▶ **YOUR TASK**:
Give the data again, word for word.
** Begin **
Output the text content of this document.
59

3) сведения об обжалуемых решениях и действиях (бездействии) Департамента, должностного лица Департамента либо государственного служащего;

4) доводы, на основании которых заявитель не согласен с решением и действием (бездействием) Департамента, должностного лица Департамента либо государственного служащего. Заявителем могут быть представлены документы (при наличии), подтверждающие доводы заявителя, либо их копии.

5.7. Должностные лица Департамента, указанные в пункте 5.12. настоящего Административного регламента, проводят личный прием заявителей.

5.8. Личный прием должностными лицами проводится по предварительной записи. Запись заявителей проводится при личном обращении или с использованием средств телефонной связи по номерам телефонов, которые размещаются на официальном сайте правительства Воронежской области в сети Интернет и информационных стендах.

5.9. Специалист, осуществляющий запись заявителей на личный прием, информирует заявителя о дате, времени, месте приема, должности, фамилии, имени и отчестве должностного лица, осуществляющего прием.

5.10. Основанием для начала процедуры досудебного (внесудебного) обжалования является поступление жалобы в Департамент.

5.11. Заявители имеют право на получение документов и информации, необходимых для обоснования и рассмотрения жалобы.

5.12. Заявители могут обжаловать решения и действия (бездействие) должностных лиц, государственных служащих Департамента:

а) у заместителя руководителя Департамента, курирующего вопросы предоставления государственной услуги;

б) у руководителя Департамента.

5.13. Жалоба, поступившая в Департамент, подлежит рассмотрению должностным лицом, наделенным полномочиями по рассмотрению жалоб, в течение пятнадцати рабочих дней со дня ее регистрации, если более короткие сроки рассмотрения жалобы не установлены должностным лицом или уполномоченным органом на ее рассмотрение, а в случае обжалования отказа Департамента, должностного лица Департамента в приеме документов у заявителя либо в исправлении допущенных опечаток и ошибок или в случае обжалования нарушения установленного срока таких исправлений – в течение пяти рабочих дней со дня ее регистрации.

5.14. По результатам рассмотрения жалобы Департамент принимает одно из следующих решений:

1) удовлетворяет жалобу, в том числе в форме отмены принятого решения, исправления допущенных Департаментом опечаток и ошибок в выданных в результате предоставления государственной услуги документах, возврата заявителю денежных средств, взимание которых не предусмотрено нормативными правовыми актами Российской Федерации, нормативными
** End **
▶ **ANSWER IN FULL**:
Output the text content of this document.
59

3) сведения об обжалуемых решениях и действиях (бездействии) Департамента, должностного лица Департамента либо государственного служащего;

4) доводы, на основании которых заявитель не согласен с решением и действием (бездействием) Департамента, должностного лица Департамента либо государственного служащего. Заявителем могут быть представлены документы (при наличии), подтверждающие доводы заявителя, либо их копии.

5.7. Должностные лица Департамента, указанные в пункте 5.12. настоящего Административного регламента, проводят личный прием заявителей.

5.8. Личный прием должностными лицами проводится по предварительной записи. Запись заявителей проводится при личном обращении или с использованием средств телефонной связи по номерам телефонов, которые размещаются на официальном сайте правительства Воронежской области в сети Интернет и информационных стендах.

5.9. Специалист, осуществляющий запись заявителей на личный прием, информирует заявителя о дате, времени, месте приема, должности, фамилии, имени и отчестве должностного лица, осуществляющего прием.

5.10. Основанием для начала процедуры досудебного (внесудебного) обжалования является поступление жалобы в Департамент.

5.11. Заявители имеют право на получение документов и информации, необходимых для обоснования и рассмотрения жалобы.

5.12. Заявители могут обжаловать решения и действия (бездействие) должностных лиц, государственных служащих Департамента:

а) у заместителя руководителя Департамента, курирующего вопросы предоставления государственной услуги;

б) у руководителя Департамента.

5.13. Жалоба, поступившая в Департамент, подлежит рассмотрению должностным лицом, наделенным полномочиями по рассмотрению жалоб, в течение пятнадцати рабочих дней со дня ее регистрации, если более короткие сроки рассмотрения жалобы не установлены должностным лицом или уполномоченным органом на ее рассмотрение, а в случае обжалования отказа Департамента, должностного лица Департамента в приеме документов у заявителя либо в исправлении допущенных опечаток и ошибок или в случае обжалования нарушения установленного срока таких исправлений – в течение пяти рабочих дней со дня ее регистрации.

5.14. По результатам рассмотрения жалобы Департамент принимает одно из следующих решений:

1) удовлетворяет жалобу, в том числе в форме отмены принятого решения, исправления допущенных Департаментом опечаток и ошибок в выданных в результате предоставления государственной услуги документах, возврата заявителю денежных средств, взимание которых не предусмотрено нормативными правовыми актами Российской Федерации, нормативными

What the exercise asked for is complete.